== Description of the task ==
Format the lines of the listing from the line containing "Patent image size: (701, 714)." through the line containing "The gas supply system 152 is at (580, 706).", both included, as a JSON list of strings with one string per line and blank lines omitted. Include no other lines.

== Records to process ==
>>>>

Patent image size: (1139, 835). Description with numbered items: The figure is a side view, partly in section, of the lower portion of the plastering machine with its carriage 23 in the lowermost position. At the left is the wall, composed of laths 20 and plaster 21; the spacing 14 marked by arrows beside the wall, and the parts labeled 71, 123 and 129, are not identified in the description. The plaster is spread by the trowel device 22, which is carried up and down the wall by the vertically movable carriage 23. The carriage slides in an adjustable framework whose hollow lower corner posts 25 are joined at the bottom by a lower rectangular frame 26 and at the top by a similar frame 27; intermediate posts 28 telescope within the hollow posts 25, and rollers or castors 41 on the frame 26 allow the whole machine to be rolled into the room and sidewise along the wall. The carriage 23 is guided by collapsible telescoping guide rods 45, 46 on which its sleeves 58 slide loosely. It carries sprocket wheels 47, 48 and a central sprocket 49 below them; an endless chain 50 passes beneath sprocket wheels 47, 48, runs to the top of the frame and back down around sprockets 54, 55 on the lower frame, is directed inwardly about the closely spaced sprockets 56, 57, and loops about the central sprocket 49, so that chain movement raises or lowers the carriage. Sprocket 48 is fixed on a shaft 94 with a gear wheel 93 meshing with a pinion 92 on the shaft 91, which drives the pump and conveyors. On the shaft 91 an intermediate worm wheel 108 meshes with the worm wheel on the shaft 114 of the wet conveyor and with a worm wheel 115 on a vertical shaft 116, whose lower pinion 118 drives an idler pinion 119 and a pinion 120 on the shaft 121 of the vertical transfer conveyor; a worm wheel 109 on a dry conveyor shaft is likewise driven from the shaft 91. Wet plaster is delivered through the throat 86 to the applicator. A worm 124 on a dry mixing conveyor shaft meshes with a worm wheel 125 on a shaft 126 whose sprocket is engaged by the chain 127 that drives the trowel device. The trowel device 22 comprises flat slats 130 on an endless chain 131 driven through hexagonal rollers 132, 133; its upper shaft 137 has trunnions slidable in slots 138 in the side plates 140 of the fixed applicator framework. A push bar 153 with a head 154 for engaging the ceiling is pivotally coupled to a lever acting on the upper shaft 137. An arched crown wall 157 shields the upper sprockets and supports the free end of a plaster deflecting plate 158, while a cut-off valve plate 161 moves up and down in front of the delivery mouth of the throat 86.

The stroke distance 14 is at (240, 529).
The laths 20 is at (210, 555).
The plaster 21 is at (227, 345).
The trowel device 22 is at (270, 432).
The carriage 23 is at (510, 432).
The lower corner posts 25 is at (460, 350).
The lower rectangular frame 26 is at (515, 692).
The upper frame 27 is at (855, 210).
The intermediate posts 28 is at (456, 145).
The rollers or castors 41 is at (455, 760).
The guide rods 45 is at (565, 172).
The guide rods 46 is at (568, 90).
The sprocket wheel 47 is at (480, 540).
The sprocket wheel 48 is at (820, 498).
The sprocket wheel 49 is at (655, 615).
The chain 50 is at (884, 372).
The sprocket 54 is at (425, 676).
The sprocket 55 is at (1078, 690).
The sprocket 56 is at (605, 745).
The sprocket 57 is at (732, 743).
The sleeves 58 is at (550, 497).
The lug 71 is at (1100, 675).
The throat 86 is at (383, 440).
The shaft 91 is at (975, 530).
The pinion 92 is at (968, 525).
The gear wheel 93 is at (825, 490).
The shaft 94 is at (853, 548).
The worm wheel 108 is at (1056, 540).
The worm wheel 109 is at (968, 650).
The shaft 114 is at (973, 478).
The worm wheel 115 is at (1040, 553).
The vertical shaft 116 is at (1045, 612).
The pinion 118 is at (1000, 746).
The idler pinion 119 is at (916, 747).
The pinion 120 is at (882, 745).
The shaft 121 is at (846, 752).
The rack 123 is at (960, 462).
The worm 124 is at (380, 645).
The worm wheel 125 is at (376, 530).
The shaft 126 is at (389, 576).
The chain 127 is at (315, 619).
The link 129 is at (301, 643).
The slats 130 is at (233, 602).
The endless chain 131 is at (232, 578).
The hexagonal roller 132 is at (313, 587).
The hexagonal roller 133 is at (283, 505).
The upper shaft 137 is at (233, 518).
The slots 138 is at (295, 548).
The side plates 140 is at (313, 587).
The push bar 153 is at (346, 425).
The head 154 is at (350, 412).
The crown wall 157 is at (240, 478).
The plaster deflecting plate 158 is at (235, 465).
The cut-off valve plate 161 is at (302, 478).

<<<<
>>>>

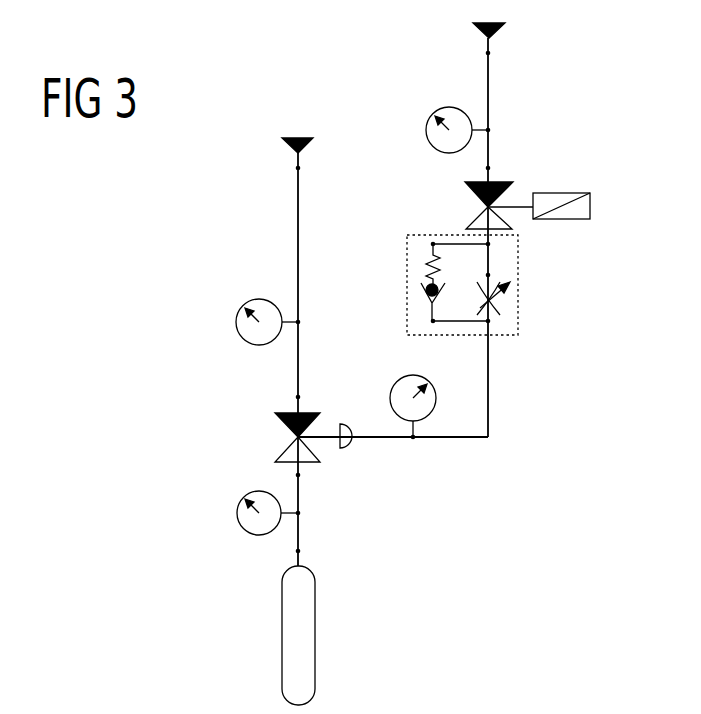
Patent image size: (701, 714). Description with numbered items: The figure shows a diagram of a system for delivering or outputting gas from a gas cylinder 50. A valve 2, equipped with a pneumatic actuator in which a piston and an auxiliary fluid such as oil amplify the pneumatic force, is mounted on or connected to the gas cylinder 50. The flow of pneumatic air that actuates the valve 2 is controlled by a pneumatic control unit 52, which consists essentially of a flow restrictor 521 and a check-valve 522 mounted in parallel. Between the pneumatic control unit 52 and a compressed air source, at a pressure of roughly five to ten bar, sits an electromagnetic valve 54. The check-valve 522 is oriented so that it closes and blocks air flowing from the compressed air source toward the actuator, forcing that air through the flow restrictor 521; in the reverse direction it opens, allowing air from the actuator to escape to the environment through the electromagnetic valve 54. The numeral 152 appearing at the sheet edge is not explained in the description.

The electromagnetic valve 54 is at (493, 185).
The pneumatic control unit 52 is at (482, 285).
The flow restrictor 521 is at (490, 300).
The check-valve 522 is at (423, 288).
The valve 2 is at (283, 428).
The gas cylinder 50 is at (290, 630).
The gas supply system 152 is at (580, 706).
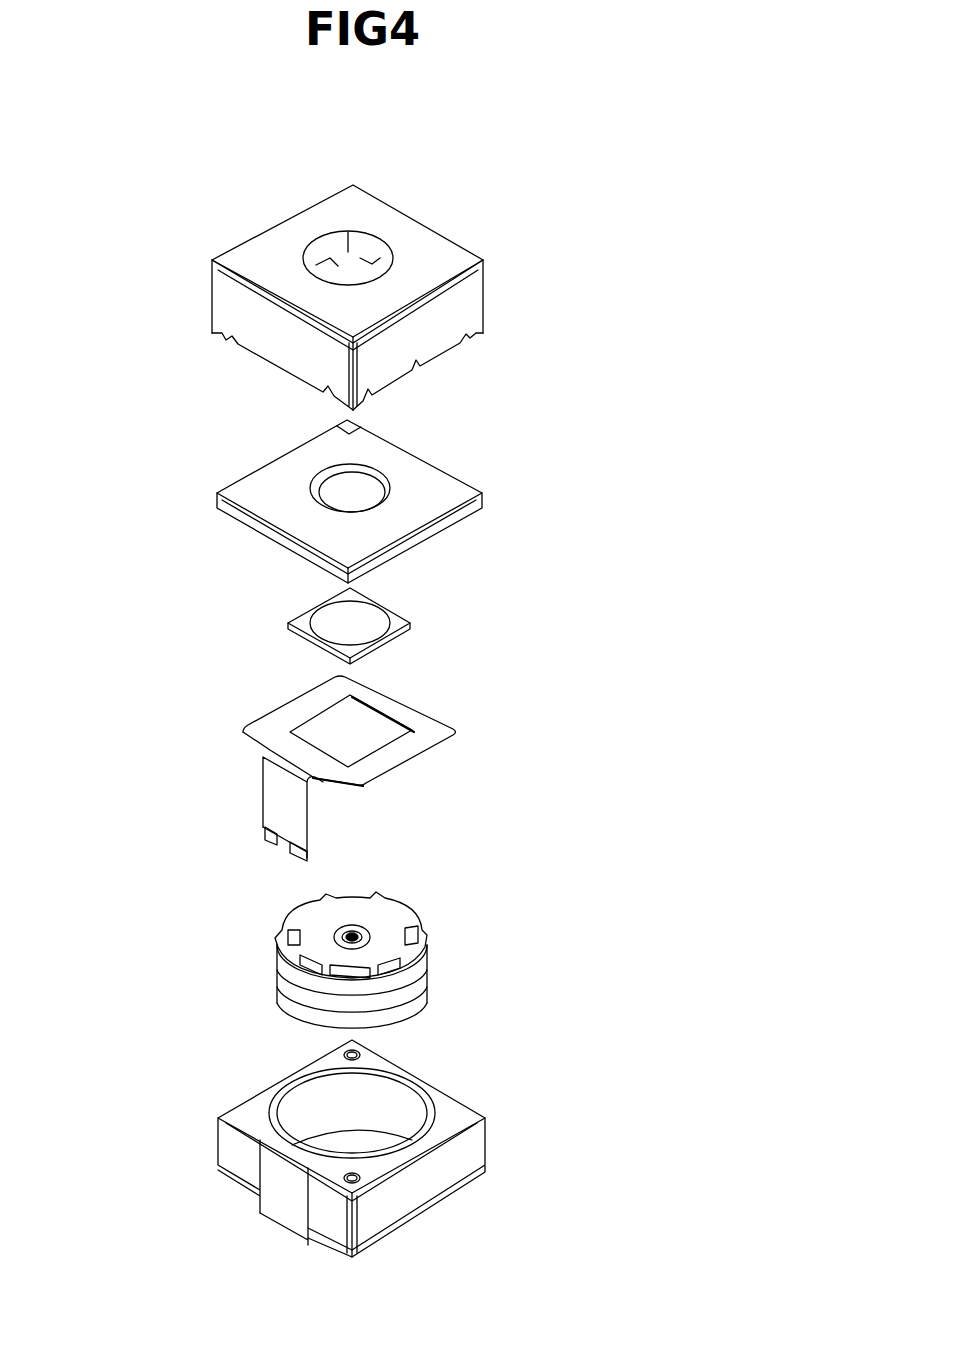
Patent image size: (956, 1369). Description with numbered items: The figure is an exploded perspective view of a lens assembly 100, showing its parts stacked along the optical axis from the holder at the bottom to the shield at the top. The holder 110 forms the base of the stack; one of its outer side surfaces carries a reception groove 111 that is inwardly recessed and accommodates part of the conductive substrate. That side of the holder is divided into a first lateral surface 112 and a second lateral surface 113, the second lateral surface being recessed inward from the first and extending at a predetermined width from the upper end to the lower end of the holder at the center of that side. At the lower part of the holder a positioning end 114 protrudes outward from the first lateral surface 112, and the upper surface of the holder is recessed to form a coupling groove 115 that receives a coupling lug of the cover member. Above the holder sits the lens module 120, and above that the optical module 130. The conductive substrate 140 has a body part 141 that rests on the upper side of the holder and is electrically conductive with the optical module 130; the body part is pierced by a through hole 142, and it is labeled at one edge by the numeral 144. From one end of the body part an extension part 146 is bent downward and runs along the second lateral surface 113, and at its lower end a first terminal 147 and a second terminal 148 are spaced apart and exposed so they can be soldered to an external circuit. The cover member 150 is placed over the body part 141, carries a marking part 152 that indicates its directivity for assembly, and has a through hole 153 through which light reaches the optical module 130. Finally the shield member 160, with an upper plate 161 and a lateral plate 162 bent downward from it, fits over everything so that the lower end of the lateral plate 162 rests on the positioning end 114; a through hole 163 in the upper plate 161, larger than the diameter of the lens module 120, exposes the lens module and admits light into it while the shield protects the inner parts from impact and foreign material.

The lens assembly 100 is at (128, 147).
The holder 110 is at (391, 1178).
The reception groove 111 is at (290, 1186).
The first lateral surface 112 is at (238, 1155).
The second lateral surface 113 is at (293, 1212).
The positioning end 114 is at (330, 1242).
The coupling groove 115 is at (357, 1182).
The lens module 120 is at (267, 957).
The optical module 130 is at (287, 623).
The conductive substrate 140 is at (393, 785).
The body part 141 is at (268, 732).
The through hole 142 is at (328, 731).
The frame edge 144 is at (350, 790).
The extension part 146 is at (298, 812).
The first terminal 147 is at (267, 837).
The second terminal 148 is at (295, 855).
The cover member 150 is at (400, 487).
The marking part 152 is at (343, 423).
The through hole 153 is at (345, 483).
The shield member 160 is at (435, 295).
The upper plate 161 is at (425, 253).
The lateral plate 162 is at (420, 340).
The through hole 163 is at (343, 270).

<<<<
>>>>

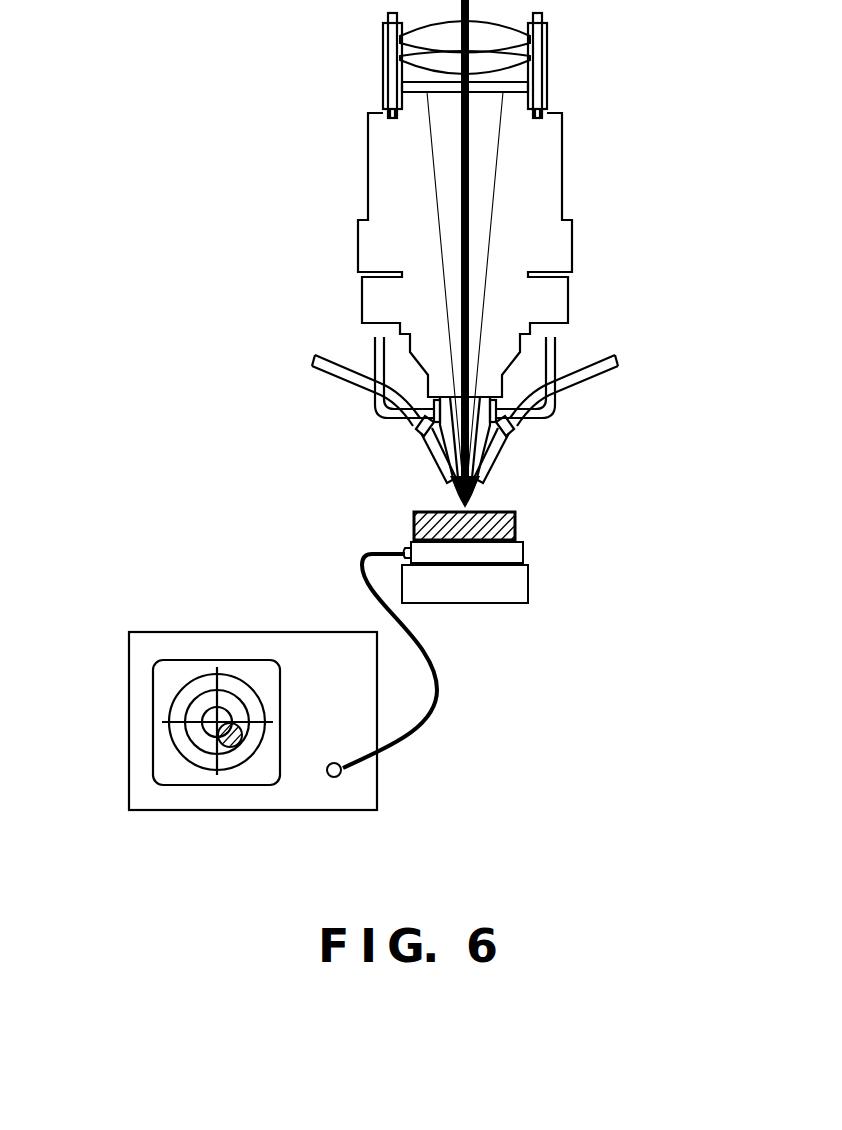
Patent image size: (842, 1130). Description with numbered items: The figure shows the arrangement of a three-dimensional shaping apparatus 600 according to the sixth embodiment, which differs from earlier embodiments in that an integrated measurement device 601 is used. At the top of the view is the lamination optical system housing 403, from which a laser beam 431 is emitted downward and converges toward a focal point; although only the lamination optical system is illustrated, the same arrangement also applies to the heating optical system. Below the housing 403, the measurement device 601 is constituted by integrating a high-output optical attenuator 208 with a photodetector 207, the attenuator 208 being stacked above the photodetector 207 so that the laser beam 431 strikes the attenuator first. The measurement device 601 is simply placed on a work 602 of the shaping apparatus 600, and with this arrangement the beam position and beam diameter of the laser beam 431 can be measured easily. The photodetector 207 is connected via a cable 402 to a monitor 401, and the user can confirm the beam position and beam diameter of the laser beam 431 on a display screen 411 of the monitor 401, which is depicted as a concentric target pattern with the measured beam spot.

<<<<

== Response to this task ==
[
  "Patent image size: (701, 714). Description with numbered items: The figure shows a diagram of a system for delivering or outputting gas from a gas cylinder 50. A valve 2, equipped with a pneumatic actuator in which a piston and an auxiliary fluid such as oil amplify the pneumatic force, is mounted on or connected to the gas cylinder 50. The flow of pneumatic air that actuates the valve 2 is controlled by a pneumatic control unit 52, which consists essentially of a flow restrictor 521 and a check-valve 522 mounted in parallel. Between the pneumatic control unit 52 and a compressed air source, at a pressure of roughly five to ten bar, sits an electromagnetic valve 54. The check-valve 522 is oriented so that it closes and blocks air flowing from the compressed air source toward the actuator, forcing that air through the flow restrictor 521; in the reverse direction it opens, allowing air from the actuator to escape to the environment through the electromagnetic valve 54. The numeral 152 appearing at the sheet edge is not explained in the description.",
  "The electromagnetic valve 54 is at (493, 185).",
  "The pneumatic control unit 52 is at (482, 285).",
  "The flow restrictor 521 is at (490, 300).",
  "The check-valve 522 is at (423, 288).",
  "The valve 2 is at (283, 428).",
  "The gas cylinder 50 is at (290, 630).",
  "The gas supply system 152 is at (580, 706)."
]